§ What you will do
(A) Set down the part of the passage on the gender pay gap, starting with "Even if we focus" and going on through "do so immediately.", word for word.
(B) In the passage on the gender pay gap, what percentage of women prefer a home-maker role?

§ Text extract
=====

This, however, is not how serious people conduct this sort of analysis. The pay gap between men and women, in fact, provides one of the best examples of an apparently giant gulf which vanishes almost as soon as anything but sex is competently adjusted for. As it turns out, one major reason that women make so little money relative to men — less than 70 cents per dollar, in some analyses — is that 39 percent of women “prefer a home-maker role” and about one-third are housewives . . . who often earn almost no money, but have access to all of the resources of what is usually a middle-class household.
Even if we focus only on working men and working women, it remains the case that males and females prefer to work different jobs, men work slightly longer hours, men took virtually no time off from work for pregnancy and child care until quite recently, and so forth. When the quantitative team at the PayScale business website took all of this into account and ran some models, they found that any actual gap in same-job wages which could be attributed to sexism would be on the order of –(1 percent). At some level, this is not even surprising: American corporate business is ruthless, and any trading floor or shark-tank start-up that could actually save 17–31 percent on labor costs by hiring only women would do so immediately.

=====

§ Record excerpts
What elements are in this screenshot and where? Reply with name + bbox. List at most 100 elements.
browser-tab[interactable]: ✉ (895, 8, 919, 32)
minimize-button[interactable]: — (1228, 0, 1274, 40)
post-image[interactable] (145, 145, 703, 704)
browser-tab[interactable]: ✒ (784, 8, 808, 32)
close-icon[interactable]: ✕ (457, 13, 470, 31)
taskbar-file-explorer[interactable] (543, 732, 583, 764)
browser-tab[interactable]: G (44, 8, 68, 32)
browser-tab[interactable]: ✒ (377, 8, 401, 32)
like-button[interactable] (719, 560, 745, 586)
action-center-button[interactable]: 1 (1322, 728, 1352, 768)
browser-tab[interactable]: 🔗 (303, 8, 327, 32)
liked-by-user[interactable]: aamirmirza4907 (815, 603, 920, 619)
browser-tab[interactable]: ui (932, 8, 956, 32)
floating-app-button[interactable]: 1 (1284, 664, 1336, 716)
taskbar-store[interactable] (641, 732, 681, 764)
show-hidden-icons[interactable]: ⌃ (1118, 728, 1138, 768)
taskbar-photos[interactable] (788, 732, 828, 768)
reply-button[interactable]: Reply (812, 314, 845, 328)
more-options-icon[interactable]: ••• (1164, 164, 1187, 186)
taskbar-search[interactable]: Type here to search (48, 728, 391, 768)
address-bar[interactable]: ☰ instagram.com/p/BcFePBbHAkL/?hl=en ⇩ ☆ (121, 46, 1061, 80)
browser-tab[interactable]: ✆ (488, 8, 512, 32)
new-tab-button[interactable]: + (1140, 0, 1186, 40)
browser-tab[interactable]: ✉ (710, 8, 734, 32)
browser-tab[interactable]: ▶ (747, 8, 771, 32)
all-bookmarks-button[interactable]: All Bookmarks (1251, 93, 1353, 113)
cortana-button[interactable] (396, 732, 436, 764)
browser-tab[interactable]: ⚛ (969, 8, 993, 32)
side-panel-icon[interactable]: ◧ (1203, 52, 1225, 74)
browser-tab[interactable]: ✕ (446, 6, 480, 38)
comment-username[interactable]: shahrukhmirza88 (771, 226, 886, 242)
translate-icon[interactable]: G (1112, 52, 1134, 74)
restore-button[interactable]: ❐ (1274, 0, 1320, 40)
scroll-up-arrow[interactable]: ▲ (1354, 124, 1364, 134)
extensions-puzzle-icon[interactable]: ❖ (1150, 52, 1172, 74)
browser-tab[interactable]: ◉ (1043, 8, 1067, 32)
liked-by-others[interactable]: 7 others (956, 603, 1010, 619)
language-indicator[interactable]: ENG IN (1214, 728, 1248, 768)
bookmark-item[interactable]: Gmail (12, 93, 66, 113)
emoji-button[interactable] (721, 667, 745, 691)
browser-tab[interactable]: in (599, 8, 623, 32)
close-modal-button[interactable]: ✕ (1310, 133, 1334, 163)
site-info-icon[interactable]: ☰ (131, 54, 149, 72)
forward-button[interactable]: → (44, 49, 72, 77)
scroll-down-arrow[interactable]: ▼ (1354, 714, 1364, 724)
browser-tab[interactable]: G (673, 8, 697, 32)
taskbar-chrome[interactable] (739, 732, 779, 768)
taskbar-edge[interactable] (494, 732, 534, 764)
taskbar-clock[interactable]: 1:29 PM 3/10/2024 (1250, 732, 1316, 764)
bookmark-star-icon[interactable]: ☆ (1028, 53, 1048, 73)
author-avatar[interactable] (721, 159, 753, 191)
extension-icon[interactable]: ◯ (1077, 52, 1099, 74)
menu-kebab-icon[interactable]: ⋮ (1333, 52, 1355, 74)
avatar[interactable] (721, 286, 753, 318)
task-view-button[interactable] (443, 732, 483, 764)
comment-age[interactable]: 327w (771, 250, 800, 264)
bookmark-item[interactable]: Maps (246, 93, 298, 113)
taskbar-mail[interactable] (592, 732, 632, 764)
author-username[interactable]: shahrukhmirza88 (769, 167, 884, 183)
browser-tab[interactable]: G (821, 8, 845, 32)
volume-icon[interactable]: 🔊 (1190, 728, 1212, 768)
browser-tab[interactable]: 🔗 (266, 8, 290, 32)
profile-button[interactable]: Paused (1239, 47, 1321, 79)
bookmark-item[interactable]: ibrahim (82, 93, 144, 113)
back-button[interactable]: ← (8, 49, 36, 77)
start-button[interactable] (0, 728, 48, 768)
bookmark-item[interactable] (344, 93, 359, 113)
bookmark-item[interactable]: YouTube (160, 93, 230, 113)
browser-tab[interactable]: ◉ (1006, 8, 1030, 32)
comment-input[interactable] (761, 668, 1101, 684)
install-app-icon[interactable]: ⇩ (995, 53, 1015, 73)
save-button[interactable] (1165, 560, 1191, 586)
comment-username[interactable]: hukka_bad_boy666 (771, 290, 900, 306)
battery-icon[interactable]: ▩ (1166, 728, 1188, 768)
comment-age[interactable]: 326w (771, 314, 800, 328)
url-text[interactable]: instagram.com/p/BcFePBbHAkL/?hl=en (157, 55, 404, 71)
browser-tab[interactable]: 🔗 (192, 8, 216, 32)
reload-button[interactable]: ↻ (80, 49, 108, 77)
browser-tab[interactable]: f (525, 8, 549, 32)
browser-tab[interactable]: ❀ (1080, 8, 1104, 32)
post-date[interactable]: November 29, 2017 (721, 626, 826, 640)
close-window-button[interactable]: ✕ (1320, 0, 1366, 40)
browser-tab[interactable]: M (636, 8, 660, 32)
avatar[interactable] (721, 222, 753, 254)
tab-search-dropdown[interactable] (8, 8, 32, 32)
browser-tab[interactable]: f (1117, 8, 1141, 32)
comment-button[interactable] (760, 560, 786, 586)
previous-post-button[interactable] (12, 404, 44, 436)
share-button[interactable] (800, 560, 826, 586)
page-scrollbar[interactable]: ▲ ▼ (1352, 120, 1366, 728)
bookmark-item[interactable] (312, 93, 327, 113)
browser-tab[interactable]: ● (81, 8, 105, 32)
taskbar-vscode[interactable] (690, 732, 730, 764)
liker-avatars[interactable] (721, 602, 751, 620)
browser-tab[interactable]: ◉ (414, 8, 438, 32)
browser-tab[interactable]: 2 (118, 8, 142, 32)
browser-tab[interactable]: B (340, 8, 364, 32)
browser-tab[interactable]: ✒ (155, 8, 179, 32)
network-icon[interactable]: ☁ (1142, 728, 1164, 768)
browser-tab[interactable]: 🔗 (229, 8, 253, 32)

=====

§ Answers
(A)
Even if we focus only on working men and working women, it remains the case that males and females prefer to work different jobs, men work slightly longer hours, men took virtually no time off from work for pregnancy and child care until quite recently, and so forth. When the quantitative team at the PayScale business website took all of this into account and ran some models, they found that any actual gap in same-job wages which could be attributed to sexism would be on the order of –(1 percent). At some level, this is not even surprising: American corporate business is ruthless, and any trading floor or shark-tank start-up that could actually save 17–31 percent on labor costs by hiring only women would do so immediately.

(B) 39 percent